__DATA IN THIS EXERCISE__
━━━━━━━━━━

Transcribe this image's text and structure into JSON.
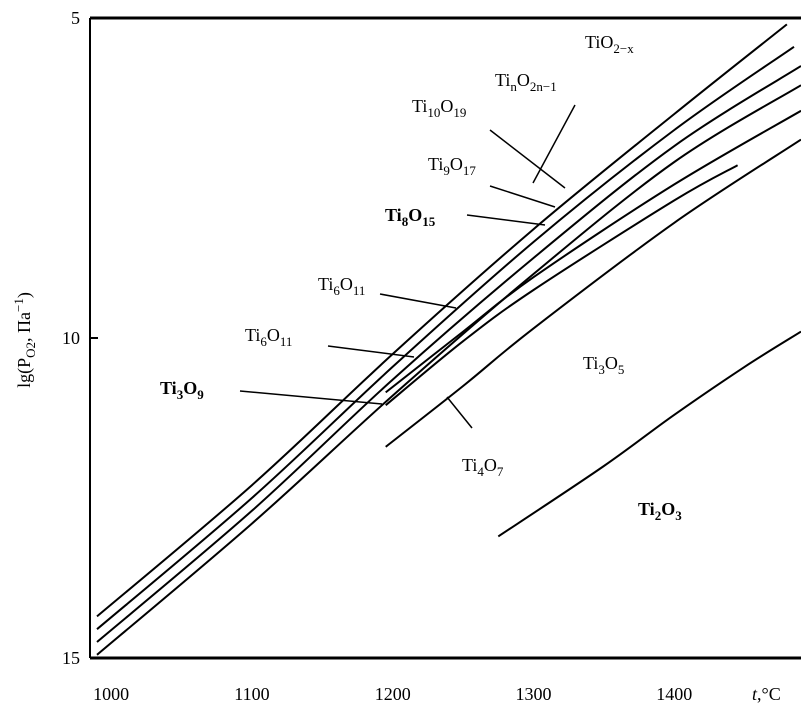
{
  "chart_data": {
    "type": "line",
    "title": "",
    "xlabel": "t,°C",
    "ylabel": "lg(PO2, Па−1)",
    "xlim": [
      985,
      1490
    ],
    "ylim": [
      5,
      15
    ],
    "y_inverted": true,
    "grid": false,
    "x_ticks": [
      1000,
      1100,
      1200,
      1300,
      1400
    ],
    "y_ticks": [
      5,
      10,
      15
    ],
    "series": [
      {
        "points": [
          [
            990,
            14.35
          ],
          [
            1100,
            12.3
          ],
          [
            1200,
            10.25
          ],
          [
            1300,
            8.3
          ],
          [
            1400,
            6.5
          ],
          [
            1480,
            5.1
          ]
        ]
      },
      {
        "points": [
          [
            990,
            14.55
          ],
          [
            1100,
            12.5
          ],
          [
            1200,
            10.45
          ],
          [
            1300,
            8.5
          ],
          [
            1400,
            6.75
          ],
          [
            1485,
            5.45
          ]
        ]
      },
      {
        "points": [
          [
            990,
            14.75
          ],
          [
            1100,
            12.7
          ],
          [
            1200,
            10.65
          ],
          [
            1300,
            8.75
          ],
          [
            1400,
            7.0
          ],
          [
            1490,
            5.75
          ]
        ]
      },
      {
        "points": [
          [
            990,
            14.95
          ],
          [
            1100,
            12.9
          ],
          [
            1200,
            10.9
          ],
          [
            1300,
            9.0
          ],
          [
            1400,
            7.25
          ],
          [
            1490,
            6.05
          ]
        ]
      },
      {
        "points": [
          [
            1195,
            10.85
          ],
          [
            1250,
            9.9
          ],
          [
            1300,
            9.05
          ],
          [
            1400,
            7.6
          ],
          [
            1490,
            6.45
          ]
        ]
      },
      {
        "points": [
          [
            1195,
            11.05
          ],
          [
            1250,
            10.05
          ],
          [
            1300,
            9.25
          ],
          [
            1400,
            7.85
          ],
          [
            1445,
            7.3
          ]
        ]
      },
      {
        "points": [
          [
            1195,
            11.7
          ],
          [
            1250,
            10.75
          ],
          [
            1300,
            9.85
          ],
          [
            1400,
            8.2
          ],
          [
            1490,
            6.9
          ]
        ]
      },
      {
        "points": [
          [
            1275,
            13.1
          ],
          [
            1350,
            12.0
          ],
          [
            1400,
            11.2
          ],
          [
            1450,
            10.45
          ],
          [
            1490,
            9.9
          ]
        ]
      }
    ],
    "annotations": [
      {
        "text": "TiO",
        "sub": "2−x"
      },
      {
        "text": "Ti",
        "sub": "n",
        "text2": "O",
        "sub2": "2n−1"
      },
      {
        "text": "Ti",
        "sub": "10",
        "text2": "O",
        "sub2": "19"
      },
      {
        "text": "Ti",
        "sub": "9",
        "text2": "O",
        "sub2": "17"
      },
      {
        "text": "Ti",
        "sub": "8",
        "text2": "O",
        "sub2": "15"
      },
      {
        "text": "Ti",
        "sub": "6",
        "text2": "O",
        "sub2": "11"
      },
      {
        "text": "Ti",
        "sub": "6",
        "text2": "O",
        "sub2": "11"
      },
      {
        "text": "Ti",
        "sub": "3",
        "text2": "O",
        "sub2": "9"
      },
      {
        "text": "Ti",
        "sub": "4",
        "text2": "O",
        "sub2": "7"
      },
      {
        "text": "Ti",
        "sub": "3",
        "text2": "O",
        "sub2": "5"
      },
      {
        "text": "Ti",
        "sub": "2",
        "text2": "O",
        "sub2": "3"
      }
    ]
  }
}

━━━━━━━━━━

__YOUR GOAL__
Quote every record above exactly, leaving out any pictures.

__RESULT__
Transcribe this image's text and structure into JSON.
{
  "chart_data": {
    "type": "line",
    "title": "",
    "xlabel": "t,°C",
    "ylabel": "lg(PO2, Па−1)",
    "xlim": [
      985,
      1490
    ],
    "ylim": [
      5,
      15
    ],
    "y_inverted": true,
    "grid": false,
    "x_ticks": [
      1000,
      1100,
      1200,
      1300,
      1400
    ],
    "y_ticks": [
      5,
      10,
      15
    ],
    "series": [
      {
        "points": [
          [
            990,
            14.35
          ],
          [
            1100,
            12.3
          ],
          [
            1200,
            10.25
          ],
          [
            1300,
            8.3
          ],
          [
            1400,
            6.5
          ],
          [
            1480,
            5.1
          ]
        ]
      },
      {
        "points": [
          [
            990,
            14.55
          ],
          [
            1100,
            12.5
          ],
          [
            1200,
            10.45
          ],
          [
            1300,
            8.5
          ],
          [
            1400,
            6.75
          ],
          [
            1485,
            5.45
          ]
        ]
      },
      {
        "points": [
          [
            990,
            14.75
          ],
          [
            1100,
            12.7
          ],
          [
            1200,
            10.65
          ],
          [
            1300,
            8.75
          ],
          [
            1400,
            7.0
          ],
          [
            1490,
            5.75
          ]
        ]
      },
      {
        "points": [
          [
            990,
            14.95
          ],
          [
            1100,
            12.9
          ],
          [
            1200,
            10.9
          ],
          [
            1300,
            9.0
          ],
          [
            1400,
            7.25
          ],
          [
            1490,
            6.05
          ]
        ]
      },
      {
        "points": [
          [
            1195,
            10.85
          ],
          [
            1250,
            9.9
          ],
          [
            1300,
            9.05
          ],
          [
            1400,
            7.6
          ],
          [
            1490,
            6.45
          ]
        ]
      },
      {
        "points": [
          [
            1195,
            11.05
          ],
          [
            1250,
            10.05
          ],
          [
            1300,
            9.25
          ],
          [
            1400,
            7.85
          ],
          [
            1445,
            7.3
          ]
        ]
      },
      {
        "points": [
          [
            1195,
            11.7
          ],
          [
            1250,
            10.75
          ],
          [
            1300,
            9.85
          ],
          [
            1400,
            8.2
          ],
          [
            1490,
            6.9
          ]
        ]
      },
      {
        "points": [
          [
            1275,
            13.1
          ],
          [
            1350,
            12.0
          ],
          [
            1400,
            11.2
          ],
          [
            1450,
            10.45
          ],
          [
            1490,
            9.9
          ]
        ]
      }
    ],
    "annotations": [
      {
        "text": "TiO",
        "sub": "2−x"
      },
      {
        "text": "Ti",
        "sub": "n",
        "text2": "O",
        "sub2": "2n−1"
      },
      {
        "text": "Ti",
        "sub": "10",
        "text2": "O",
        "sub2": "19"
      },
      {
        "text": "Ti",
        "sub": "9",
        "text2": "O",
        "sub2": "17"
      },
      {
        "text": "Ti",
        "sub": "8",
        "text2": "O",
        "sub2": "15"
      },
      {
        "text": "Ti",
        "sub": "6",
        "text2": "O",
        "sub2": "11"
      },
      {
        "text": "Ti",
        "sub": "6",
        "text2": "O",
        "sub2": "11"
      },
      {
        "text": "Ti",
        "sub": "3",
        "text2": "O",
        "sub2": "9"
      },
      {
        "text": "Ti",
        "sub": "4",
        "text2": "O",
        "sub2": "7"
      },
      {
        "text": "Ti",
        "sub": "3",
        "text2": "O",
        "sub2": "5"
      },
      {
        "text": "Ti",
        "sub": "2",
        "text2": "O",
        "sub2": "3"
      }
    ]
  }
}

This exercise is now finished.